DATASET CONTENT:

::::::

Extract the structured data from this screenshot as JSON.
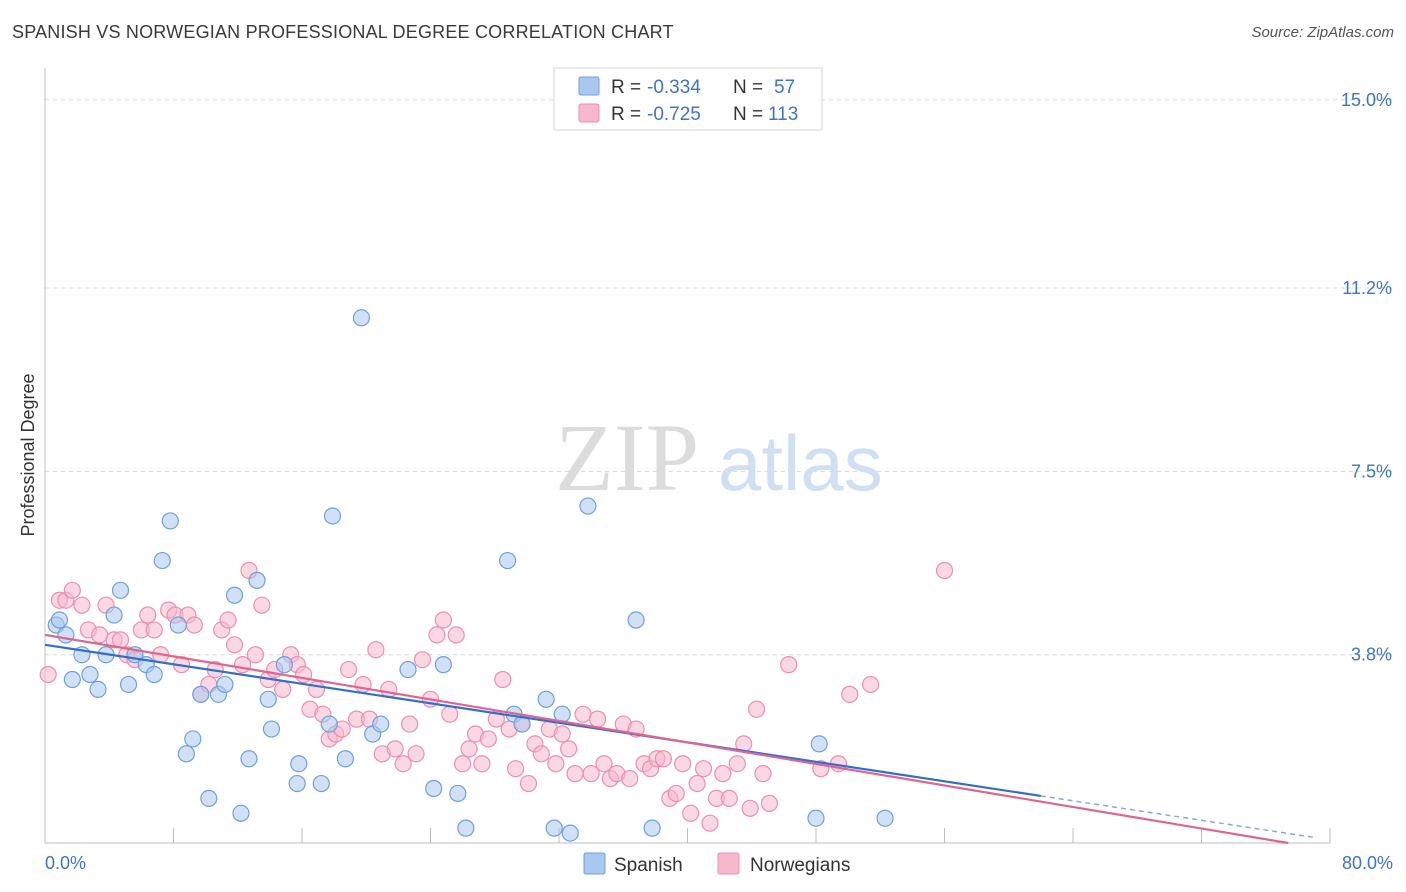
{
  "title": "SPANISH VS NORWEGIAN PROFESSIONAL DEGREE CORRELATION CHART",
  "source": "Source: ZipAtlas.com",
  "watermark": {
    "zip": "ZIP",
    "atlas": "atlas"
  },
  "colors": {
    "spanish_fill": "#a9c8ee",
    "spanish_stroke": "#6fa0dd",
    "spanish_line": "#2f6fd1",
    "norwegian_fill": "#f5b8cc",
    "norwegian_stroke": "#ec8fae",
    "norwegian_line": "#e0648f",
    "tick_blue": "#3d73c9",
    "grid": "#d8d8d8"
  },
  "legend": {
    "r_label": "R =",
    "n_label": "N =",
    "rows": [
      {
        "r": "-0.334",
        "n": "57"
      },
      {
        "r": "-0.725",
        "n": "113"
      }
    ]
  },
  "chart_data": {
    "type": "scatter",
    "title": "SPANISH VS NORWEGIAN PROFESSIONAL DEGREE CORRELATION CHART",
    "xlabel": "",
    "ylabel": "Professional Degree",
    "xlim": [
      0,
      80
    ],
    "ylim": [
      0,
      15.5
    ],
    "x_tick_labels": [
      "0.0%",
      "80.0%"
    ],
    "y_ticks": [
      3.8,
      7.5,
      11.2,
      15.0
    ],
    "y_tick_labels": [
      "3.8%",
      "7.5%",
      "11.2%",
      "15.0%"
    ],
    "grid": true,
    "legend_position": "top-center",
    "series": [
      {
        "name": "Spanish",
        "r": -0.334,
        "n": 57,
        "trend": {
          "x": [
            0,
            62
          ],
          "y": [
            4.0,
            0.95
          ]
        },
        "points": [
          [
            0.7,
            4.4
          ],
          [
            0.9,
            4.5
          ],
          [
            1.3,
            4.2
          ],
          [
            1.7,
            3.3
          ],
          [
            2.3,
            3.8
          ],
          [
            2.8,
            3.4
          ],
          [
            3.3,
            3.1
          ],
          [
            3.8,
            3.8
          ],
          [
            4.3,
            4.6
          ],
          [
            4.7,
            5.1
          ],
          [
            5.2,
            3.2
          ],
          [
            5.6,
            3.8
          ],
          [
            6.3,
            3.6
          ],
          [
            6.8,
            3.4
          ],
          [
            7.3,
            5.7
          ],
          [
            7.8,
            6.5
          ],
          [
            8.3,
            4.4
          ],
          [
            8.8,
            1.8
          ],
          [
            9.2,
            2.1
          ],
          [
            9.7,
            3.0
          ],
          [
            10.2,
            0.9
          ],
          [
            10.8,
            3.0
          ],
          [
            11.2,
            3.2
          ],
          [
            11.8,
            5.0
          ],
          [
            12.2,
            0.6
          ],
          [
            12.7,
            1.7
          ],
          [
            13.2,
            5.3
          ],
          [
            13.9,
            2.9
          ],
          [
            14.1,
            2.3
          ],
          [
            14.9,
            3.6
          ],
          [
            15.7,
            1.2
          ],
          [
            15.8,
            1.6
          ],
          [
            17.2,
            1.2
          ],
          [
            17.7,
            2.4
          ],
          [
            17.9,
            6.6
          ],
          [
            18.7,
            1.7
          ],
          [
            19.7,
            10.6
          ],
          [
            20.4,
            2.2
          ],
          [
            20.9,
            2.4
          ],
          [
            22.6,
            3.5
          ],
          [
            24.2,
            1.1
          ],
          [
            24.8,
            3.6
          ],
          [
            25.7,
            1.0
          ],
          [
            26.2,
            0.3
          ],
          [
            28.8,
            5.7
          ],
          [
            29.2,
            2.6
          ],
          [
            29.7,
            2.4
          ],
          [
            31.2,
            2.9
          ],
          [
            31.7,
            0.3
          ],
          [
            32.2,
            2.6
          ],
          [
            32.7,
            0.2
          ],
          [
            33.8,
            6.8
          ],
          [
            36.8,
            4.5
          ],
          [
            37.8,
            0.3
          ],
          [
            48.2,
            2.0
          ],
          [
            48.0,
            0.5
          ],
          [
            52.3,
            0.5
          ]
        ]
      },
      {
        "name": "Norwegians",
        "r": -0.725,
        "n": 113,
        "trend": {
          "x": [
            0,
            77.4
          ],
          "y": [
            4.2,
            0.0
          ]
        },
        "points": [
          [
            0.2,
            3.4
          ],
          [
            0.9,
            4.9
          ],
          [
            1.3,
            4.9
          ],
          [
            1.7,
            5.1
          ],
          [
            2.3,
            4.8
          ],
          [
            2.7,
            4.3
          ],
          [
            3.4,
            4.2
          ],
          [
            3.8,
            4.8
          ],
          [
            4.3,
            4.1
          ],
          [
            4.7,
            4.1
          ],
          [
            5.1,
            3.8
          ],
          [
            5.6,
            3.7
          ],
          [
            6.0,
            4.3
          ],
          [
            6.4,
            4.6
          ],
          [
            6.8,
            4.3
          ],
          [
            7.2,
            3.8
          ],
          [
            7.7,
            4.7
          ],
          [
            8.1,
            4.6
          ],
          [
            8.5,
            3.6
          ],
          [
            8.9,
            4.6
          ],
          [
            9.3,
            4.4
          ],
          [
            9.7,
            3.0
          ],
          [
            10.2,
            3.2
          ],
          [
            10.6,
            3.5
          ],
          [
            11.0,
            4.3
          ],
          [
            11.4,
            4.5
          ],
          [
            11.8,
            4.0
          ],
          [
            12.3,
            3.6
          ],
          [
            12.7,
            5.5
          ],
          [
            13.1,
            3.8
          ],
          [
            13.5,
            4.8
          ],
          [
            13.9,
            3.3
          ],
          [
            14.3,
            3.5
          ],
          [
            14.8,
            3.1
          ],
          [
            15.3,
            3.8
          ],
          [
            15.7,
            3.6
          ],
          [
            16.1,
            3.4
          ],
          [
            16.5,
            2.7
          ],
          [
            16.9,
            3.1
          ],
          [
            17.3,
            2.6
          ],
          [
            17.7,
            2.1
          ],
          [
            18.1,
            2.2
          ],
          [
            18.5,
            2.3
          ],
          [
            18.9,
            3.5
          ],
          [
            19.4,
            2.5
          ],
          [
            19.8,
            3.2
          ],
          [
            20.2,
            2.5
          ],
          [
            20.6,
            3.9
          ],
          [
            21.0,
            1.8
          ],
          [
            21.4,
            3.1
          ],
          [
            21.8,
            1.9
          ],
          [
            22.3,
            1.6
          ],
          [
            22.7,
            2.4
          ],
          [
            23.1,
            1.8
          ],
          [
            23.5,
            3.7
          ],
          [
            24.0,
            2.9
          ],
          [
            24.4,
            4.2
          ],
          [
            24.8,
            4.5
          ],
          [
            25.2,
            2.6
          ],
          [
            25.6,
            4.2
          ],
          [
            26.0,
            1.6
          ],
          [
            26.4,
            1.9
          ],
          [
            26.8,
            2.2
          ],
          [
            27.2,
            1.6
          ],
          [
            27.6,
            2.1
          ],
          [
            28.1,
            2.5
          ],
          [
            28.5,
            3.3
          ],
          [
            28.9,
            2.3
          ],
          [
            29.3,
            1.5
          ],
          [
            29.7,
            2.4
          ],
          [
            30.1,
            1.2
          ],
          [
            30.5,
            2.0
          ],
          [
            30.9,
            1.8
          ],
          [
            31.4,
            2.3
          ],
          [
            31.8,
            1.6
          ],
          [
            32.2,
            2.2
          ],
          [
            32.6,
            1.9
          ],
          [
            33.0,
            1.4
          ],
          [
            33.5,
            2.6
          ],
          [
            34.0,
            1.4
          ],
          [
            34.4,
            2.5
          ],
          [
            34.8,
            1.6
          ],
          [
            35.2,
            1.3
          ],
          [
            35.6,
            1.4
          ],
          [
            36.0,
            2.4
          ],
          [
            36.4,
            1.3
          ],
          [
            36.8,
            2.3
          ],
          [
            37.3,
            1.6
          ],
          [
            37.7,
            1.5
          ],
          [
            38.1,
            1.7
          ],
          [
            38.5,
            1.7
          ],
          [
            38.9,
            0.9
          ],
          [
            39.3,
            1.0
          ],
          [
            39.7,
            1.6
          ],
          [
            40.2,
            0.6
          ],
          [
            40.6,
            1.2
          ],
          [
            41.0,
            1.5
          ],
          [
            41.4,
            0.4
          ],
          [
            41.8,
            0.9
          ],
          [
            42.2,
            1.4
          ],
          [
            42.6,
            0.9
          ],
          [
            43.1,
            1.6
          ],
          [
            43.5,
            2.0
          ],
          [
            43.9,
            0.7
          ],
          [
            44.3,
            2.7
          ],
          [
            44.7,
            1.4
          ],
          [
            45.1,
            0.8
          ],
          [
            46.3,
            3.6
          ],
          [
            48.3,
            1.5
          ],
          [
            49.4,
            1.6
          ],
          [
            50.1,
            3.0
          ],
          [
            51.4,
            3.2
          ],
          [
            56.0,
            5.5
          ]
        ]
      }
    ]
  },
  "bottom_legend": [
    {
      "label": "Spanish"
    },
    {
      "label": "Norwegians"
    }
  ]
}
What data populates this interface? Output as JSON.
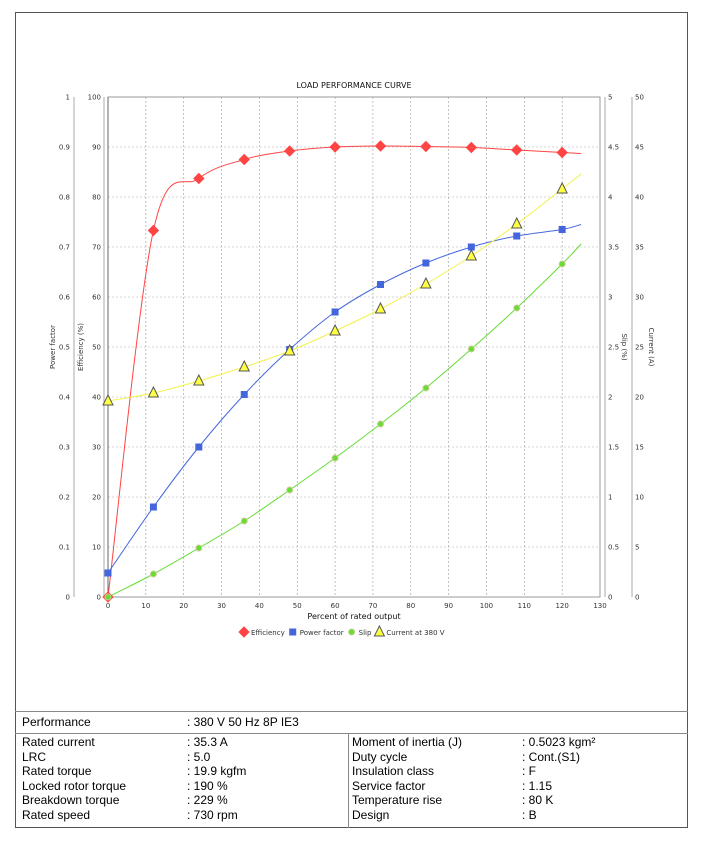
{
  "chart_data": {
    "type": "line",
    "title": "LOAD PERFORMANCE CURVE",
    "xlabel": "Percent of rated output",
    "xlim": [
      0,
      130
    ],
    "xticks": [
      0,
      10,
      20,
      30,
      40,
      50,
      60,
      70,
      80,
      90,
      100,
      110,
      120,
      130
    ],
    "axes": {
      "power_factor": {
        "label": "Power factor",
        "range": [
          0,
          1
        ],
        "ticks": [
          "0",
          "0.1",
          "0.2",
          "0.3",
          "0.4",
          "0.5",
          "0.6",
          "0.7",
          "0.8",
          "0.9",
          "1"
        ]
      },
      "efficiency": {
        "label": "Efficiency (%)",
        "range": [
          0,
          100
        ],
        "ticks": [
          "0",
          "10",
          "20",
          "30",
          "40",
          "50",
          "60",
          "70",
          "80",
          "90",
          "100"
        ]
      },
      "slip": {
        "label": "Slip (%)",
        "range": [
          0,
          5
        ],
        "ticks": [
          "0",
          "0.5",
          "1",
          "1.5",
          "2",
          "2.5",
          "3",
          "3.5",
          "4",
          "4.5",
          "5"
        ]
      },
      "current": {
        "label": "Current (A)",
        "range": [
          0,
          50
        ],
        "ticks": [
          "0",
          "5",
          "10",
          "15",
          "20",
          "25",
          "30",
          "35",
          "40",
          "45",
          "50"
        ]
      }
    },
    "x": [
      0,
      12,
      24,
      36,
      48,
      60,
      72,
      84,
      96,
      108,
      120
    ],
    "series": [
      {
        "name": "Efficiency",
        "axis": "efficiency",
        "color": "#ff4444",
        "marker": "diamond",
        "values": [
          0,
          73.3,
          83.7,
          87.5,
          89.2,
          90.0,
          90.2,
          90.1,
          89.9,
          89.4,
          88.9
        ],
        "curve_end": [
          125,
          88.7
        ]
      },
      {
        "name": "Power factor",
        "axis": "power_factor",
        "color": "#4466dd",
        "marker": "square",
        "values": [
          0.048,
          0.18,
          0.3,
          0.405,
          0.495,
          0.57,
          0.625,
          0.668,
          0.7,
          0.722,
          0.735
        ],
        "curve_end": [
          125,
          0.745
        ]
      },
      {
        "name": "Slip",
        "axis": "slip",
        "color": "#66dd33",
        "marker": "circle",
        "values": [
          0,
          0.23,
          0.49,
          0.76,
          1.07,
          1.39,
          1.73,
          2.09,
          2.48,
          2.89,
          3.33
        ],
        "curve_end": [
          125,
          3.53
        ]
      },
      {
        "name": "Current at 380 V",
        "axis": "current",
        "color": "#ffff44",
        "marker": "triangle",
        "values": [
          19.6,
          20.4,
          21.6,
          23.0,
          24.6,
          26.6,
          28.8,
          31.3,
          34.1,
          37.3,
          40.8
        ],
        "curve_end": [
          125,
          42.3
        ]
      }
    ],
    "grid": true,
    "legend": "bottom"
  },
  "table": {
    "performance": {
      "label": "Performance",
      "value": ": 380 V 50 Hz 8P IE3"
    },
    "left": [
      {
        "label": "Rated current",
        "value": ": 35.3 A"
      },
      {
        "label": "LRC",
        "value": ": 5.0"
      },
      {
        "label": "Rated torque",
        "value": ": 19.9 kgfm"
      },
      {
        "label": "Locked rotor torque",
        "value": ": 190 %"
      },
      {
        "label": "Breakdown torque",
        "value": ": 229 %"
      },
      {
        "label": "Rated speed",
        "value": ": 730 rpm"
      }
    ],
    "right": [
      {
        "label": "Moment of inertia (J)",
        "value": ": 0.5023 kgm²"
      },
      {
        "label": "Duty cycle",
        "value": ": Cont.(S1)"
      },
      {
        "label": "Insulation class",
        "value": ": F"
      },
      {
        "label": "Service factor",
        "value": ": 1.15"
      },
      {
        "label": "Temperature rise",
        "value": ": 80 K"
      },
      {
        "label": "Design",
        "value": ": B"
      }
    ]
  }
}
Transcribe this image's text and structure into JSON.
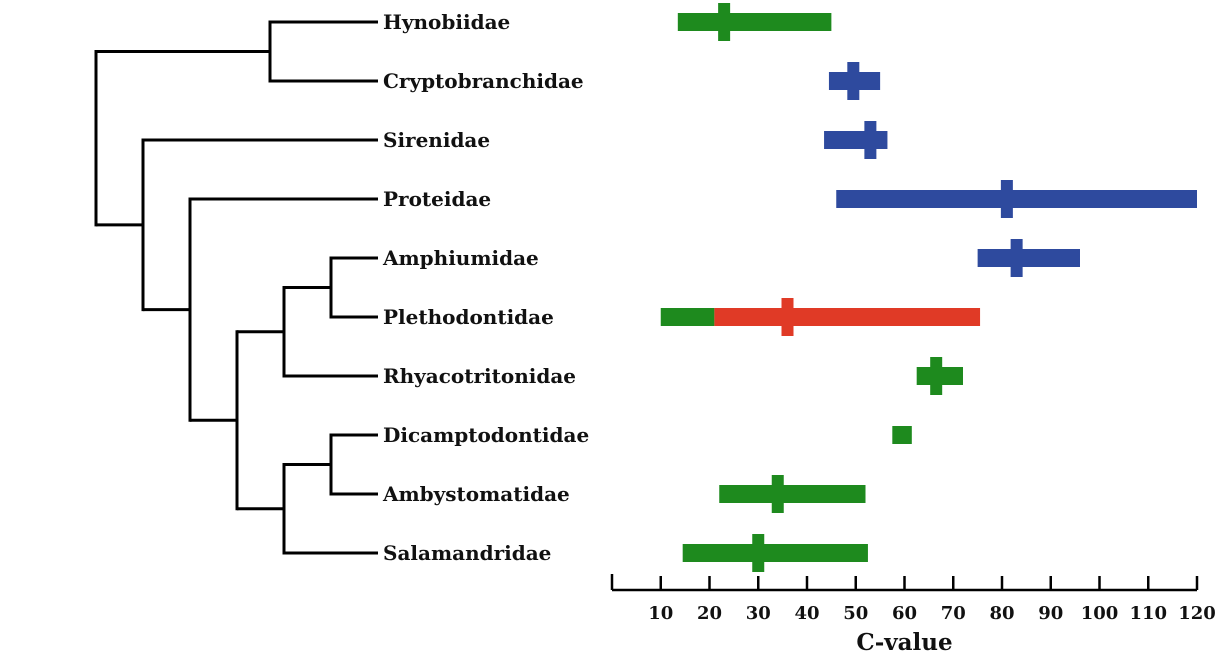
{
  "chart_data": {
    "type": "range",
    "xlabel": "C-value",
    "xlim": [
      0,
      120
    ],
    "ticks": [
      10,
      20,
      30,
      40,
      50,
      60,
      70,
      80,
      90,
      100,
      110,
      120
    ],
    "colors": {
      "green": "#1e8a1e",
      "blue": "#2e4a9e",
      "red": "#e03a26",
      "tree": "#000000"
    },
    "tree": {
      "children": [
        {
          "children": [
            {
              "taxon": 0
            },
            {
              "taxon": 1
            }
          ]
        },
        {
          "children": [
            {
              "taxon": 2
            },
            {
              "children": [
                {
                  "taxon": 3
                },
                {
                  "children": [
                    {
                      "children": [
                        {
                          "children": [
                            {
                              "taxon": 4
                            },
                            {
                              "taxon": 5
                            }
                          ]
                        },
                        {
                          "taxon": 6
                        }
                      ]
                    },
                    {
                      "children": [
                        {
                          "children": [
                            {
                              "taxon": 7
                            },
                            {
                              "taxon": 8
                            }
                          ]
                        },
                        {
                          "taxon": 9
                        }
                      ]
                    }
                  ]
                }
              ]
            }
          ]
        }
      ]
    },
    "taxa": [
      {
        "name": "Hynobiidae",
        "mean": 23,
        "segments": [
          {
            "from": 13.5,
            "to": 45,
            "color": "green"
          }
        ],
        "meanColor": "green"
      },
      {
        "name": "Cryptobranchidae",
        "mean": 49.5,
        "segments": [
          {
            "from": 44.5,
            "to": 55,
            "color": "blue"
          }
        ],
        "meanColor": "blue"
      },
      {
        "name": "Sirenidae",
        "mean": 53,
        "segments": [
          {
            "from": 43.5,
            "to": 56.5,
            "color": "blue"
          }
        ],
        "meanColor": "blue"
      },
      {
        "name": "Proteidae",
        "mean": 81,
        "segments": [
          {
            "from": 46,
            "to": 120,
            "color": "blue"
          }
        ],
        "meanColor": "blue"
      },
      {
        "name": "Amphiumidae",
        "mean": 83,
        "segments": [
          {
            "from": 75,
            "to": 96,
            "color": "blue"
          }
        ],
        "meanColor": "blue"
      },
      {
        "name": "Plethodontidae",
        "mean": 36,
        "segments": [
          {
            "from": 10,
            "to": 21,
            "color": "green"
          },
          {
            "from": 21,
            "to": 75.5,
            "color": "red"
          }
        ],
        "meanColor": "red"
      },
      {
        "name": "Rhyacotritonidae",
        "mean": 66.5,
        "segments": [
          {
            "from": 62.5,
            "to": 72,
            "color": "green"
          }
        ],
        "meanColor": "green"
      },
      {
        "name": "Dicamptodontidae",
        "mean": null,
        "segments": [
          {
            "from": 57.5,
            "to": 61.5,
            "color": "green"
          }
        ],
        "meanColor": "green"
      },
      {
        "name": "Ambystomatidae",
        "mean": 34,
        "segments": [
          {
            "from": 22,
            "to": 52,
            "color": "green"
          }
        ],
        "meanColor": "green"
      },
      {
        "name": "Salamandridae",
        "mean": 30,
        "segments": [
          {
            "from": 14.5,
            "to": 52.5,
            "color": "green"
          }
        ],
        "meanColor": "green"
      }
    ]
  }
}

::::::

TASK DETAILS: Provide only the count of lines in the material above that hold the word "taxon".

WRITTEN REPLY: 10